**Exercise requirements:**
Return the listing below word for word.

◇ ◇ ◇ ◇ ◇ ◇ ◇

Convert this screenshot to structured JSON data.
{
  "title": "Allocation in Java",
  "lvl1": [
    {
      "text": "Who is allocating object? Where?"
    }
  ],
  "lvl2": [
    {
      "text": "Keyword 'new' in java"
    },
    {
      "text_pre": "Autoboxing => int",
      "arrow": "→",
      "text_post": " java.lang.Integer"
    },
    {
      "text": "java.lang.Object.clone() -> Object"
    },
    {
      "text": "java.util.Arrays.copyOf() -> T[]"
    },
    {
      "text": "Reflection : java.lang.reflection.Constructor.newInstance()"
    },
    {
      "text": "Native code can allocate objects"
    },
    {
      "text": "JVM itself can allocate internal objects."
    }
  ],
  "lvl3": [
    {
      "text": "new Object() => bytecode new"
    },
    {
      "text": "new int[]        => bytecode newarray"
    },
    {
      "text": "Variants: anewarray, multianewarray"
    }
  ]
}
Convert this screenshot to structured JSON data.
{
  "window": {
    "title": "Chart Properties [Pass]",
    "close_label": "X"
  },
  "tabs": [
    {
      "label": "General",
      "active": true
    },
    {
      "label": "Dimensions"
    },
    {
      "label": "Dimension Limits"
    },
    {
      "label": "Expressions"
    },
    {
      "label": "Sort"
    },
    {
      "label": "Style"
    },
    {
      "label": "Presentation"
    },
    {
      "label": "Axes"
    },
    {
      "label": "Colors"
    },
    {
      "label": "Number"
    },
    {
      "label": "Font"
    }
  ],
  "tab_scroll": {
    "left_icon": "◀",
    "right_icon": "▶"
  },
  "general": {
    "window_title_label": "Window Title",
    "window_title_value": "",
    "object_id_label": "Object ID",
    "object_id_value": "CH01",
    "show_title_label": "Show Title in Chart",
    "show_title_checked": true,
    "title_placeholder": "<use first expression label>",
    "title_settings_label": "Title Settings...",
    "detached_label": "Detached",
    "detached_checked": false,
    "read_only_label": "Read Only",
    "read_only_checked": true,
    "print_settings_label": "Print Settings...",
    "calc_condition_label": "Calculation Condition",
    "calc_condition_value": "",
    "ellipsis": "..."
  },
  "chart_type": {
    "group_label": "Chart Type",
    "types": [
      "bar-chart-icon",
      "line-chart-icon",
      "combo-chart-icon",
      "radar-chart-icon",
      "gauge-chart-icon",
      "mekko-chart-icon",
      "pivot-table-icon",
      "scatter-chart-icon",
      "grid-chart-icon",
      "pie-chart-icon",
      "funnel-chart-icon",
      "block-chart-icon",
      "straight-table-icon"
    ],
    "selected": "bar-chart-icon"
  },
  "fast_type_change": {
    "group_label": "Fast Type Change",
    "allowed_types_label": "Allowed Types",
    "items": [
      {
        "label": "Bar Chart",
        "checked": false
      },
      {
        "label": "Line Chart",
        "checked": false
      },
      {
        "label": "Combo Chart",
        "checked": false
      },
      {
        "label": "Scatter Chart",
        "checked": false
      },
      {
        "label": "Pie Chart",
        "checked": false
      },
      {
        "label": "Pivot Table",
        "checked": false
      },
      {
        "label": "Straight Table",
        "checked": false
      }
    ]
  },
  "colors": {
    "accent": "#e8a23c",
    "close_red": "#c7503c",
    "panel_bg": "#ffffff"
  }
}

◇ ◇ ◇ ◇ ◇ ◇ ◇

**Solution to this task:**
Convert this screenshot to structured JSON data.
{
  "title": "Allocation in Java",
  "lvl1": [
    {
      "text": "Who is allocating object? Where?"
    }
  ],
  "lvl2": [
    {
      "text": "Keyword 'new' in java"
    },
    {
      "text_pre": "Autoboxing => int",
      "arrow": "→",
      "text_post": " java.lang.Integer"
    },
    {
      "text": "java.lang.Object.clone() -> Object"
    },
    {
      "text": "java.util.Arrays.copyOf() -> T[]"
    },
    {
      "text": "Reflection : java.lang.reflection.Constructor.newInstance()"
    },
    {
      "text": "Native code can allocate objects"
    },
    {
      "text": "JVM itself can allocate internal objects."
    }
  ],
  "lvl3": [
    {
      "text": "new Object() => bytecode new"
    },
    {
      "text": "new int[]        => bytecode newarray"
    },
    {
      "text": "Variants: anewarray, multianewarray"
    }
  ]
}
Convert this screenshot to structured JSON data.
{
  "window": {
    "title": "Chart Properties [Pass]",
    "close_label": "X"
  },
  "tabs": [
    {
      "label": "General",
      "active": true
    },
    {
      "label": "Dimensions"
    },
    {
      "label": "Dimension Limits"
    },
    {
      "label": "Expressions"
    },
    {
      "label": "Sort"
    },
    {
      "label": "Style"
    },
    {
      "label": "Presentation"
    },
    {
      "label": "Axes"
    },
    {
      "label": "Colors"
    },
    {
      "label": "Number"
    },
    {
      "label": "Font"
    }
  ],
  "tab_scroll": {
    "left_icon": "◀",
    "right_icon": "▶"
  },
  "general": {
    "window_title_label": "Window Title",
    "window_title_value": "",
    "object_id_label": "Object ID",
    "object_id_value": "CH01",
    "show_title_label": "Show Title in Chart",
    "show_title_checked": true,
    "title_placeholder": "<use first expression label>",
    "title_settings_label": "Title Settings...",
    "detached_label": "Detached",
    "detached_checked": false,
    "read_only_label": "Read Only",
    "read_only_checked": true,
    "print_settings_label": "Print Settings...",
    "calc_condition_label": "Calculation Condition",
    "calc_condition_value": "",
    "ellipsis": "..."
  },
  "chart_type": {
    "group_label": "Chart Type",
    "types": [
      "bar-chart-icon",
      "line-chart-icon",
      "combo-chart-icon",
      "radar-chart-icon",
      "gauge-chart-icon",
      "mekko-chart-icon",
      "pivot-table-icon",
      "scatter-chart-icon",
      "grid-chart-icon",
      "pie-chart-icon",
      "funnel-chart-icon",
      "block-chart-icon",
      "straight-table-icon"
    ],
    "selected": "bar-chart-icon"
  },
  "fast_type_change": {
    "group_label": "Fast Type Change",
    "allowed_types_label": "Allowed Types",
    "items": [
      {
        "label": "Bar Chart",
        "checked": false
      },
      {
        "label": "Line Chart",
        "checked": false
      },
      {
        "label": "Combo Chart",
        "checked": false
      },
      {
        "label": "Scatter Chart",
        "checked": false
      },
      {
        "label": "Pie Chart",
        "checked": false
      },
      {
        "label": "Pivot Table",
        "checked": false
      },
      {
        "label": "Straight Table",
        "checked": false
      }
    ]
  },
  "colors": {
    "accent": "#e8a23c",
    "close_red": "#c7503c",
    "panel_bg": "#ffffff"
  }
}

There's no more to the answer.